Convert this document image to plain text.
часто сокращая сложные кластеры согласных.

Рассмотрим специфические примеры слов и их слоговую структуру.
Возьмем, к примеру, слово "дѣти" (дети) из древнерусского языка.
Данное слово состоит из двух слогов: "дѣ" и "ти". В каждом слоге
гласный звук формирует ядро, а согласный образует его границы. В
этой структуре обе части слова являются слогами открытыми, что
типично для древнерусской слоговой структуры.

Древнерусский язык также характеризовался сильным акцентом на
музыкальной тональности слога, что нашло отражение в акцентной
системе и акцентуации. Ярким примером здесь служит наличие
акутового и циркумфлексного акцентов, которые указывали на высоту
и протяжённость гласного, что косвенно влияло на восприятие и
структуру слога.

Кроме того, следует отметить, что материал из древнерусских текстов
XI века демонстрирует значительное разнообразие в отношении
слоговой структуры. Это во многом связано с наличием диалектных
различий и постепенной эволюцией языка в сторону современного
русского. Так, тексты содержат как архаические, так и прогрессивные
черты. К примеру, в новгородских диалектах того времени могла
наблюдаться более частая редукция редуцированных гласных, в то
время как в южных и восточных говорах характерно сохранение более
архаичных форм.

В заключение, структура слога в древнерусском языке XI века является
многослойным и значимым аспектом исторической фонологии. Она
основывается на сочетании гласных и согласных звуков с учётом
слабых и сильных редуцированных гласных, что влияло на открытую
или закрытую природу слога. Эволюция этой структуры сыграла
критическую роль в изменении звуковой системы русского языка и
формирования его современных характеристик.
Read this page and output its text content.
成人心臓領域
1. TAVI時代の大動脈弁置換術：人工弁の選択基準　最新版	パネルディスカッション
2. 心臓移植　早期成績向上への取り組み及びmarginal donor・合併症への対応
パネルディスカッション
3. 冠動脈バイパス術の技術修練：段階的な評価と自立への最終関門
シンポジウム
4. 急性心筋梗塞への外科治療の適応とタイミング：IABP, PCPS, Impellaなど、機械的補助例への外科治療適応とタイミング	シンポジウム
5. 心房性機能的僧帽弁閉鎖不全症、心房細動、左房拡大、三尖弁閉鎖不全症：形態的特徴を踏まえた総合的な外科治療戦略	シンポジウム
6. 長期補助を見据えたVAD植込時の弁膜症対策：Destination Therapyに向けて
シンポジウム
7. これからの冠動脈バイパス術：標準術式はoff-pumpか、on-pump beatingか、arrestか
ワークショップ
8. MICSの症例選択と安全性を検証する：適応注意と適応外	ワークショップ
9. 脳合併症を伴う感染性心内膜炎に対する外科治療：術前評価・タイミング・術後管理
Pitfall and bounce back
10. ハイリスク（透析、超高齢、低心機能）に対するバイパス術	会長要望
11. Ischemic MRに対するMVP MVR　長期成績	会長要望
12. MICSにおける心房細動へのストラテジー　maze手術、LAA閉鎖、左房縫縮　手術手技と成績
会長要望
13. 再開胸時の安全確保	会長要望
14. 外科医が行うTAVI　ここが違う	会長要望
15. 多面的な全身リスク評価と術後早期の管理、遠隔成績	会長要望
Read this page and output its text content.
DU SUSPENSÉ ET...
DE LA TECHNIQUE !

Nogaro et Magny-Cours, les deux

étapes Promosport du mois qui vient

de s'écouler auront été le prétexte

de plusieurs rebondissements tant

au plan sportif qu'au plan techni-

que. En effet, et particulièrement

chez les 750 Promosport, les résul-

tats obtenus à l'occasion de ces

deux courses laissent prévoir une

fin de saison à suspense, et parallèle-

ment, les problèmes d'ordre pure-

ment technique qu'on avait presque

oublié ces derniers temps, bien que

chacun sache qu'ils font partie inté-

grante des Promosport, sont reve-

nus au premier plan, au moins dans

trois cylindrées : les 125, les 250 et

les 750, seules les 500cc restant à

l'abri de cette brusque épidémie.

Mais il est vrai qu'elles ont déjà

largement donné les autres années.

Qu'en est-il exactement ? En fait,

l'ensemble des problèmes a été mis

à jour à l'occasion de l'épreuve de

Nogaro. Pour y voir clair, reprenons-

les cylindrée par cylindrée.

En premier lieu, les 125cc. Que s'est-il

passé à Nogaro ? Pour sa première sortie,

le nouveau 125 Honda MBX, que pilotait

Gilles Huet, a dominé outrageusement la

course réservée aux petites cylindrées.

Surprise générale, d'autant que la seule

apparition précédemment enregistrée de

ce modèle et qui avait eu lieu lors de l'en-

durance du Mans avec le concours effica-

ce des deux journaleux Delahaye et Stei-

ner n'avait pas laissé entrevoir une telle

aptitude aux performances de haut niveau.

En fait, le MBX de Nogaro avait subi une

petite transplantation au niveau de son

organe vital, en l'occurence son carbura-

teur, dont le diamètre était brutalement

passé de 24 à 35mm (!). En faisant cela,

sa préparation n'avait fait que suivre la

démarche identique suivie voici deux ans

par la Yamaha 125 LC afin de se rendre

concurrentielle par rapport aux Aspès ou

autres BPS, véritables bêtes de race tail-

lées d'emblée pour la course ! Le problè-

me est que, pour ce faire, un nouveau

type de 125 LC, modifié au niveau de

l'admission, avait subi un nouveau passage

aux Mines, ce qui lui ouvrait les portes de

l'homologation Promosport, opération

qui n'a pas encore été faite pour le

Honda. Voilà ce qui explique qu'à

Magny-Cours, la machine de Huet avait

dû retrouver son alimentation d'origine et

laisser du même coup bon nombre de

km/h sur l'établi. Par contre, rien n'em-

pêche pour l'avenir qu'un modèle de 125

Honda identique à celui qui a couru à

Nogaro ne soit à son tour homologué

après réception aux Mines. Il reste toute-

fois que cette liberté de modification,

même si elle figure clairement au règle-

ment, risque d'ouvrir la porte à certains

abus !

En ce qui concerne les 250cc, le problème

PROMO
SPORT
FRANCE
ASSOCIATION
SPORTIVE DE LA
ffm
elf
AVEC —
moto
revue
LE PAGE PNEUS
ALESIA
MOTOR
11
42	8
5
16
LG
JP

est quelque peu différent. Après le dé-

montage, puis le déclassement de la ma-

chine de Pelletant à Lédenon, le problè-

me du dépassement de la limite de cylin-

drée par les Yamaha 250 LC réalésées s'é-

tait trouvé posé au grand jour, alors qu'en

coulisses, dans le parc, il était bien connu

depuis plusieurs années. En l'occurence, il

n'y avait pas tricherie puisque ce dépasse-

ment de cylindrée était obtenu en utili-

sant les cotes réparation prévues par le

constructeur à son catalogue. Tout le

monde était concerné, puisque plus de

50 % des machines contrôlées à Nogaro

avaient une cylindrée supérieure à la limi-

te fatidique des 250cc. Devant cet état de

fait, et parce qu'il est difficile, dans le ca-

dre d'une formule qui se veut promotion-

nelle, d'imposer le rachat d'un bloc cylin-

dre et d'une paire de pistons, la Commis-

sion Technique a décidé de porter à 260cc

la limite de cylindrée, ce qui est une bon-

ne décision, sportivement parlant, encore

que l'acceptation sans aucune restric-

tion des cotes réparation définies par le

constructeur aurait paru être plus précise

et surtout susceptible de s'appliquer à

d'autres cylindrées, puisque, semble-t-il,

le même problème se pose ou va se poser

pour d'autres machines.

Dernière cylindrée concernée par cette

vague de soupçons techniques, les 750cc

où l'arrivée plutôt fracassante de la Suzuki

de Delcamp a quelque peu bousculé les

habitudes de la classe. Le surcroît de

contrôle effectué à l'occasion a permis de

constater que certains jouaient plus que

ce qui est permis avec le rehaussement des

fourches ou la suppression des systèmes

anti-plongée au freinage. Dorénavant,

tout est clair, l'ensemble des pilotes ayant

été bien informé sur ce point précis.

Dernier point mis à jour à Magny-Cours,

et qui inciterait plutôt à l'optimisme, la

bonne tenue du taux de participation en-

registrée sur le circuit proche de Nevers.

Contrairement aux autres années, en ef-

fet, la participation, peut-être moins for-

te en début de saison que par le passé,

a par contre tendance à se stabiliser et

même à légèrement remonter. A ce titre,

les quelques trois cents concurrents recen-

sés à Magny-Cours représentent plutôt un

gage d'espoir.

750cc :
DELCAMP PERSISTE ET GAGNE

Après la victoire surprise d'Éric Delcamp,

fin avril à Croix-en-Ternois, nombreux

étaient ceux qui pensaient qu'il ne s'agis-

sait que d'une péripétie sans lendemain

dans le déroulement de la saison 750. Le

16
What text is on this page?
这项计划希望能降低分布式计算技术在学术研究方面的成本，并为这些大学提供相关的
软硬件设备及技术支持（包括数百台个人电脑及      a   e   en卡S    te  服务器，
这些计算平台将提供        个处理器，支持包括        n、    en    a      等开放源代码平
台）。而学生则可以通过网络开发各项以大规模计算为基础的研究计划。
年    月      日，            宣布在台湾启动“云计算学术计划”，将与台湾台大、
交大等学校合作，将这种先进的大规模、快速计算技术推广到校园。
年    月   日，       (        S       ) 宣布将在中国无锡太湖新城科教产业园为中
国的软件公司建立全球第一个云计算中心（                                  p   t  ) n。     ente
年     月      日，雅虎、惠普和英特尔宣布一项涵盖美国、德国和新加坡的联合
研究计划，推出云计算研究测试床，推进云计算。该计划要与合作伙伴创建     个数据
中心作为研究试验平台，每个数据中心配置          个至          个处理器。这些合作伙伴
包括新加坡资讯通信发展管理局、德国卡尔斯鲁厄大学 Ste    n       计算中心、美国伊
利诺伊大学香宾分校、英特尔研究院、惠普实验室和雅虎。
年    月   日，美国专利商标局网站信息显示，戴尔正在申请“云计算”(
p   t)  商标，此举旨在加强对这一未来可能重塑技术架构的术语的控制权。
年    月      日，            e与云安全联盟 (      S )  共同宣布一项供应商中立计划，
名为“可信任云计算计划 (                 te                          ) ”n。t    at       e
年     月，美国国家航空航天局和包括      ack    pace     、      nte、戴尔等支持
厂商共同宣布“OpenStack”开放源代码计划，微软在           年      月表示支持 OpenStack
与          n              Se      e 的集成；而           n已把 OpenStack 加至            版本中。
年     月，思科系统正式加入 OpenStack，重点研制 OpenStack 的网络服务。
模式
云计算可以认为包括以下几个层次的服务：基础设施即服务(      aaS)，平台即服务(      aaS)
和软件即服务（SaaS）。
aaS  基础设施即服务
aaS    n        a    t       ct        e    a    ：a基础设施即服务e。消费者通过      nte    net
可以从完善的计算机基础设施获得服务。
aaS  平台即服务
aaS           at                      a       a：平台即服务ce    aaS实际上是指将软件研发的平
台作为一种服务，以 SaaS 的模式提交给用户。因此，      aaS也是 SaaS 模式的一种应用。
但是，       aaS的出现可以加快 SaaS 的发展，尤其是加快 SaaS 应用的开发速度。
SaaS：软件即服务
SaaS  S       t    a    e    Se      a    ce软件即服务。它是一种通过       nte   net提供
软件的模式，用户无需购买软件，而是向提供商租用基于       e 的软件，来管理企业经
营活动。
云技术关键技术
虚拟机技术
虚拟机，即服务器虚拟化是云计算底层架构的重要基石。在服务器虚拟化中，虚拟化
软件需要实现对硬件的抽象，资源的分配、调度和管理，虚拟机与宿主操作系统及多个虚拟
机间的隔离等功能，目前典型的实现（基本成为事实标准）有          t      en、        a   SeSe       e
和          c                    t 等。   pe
***
■ TASK DIRECTIONS:
Work through the records above line by line and count those that hold the string "этой". Give only the result.

■ SOLUTION TO THIS PROBLEM:
2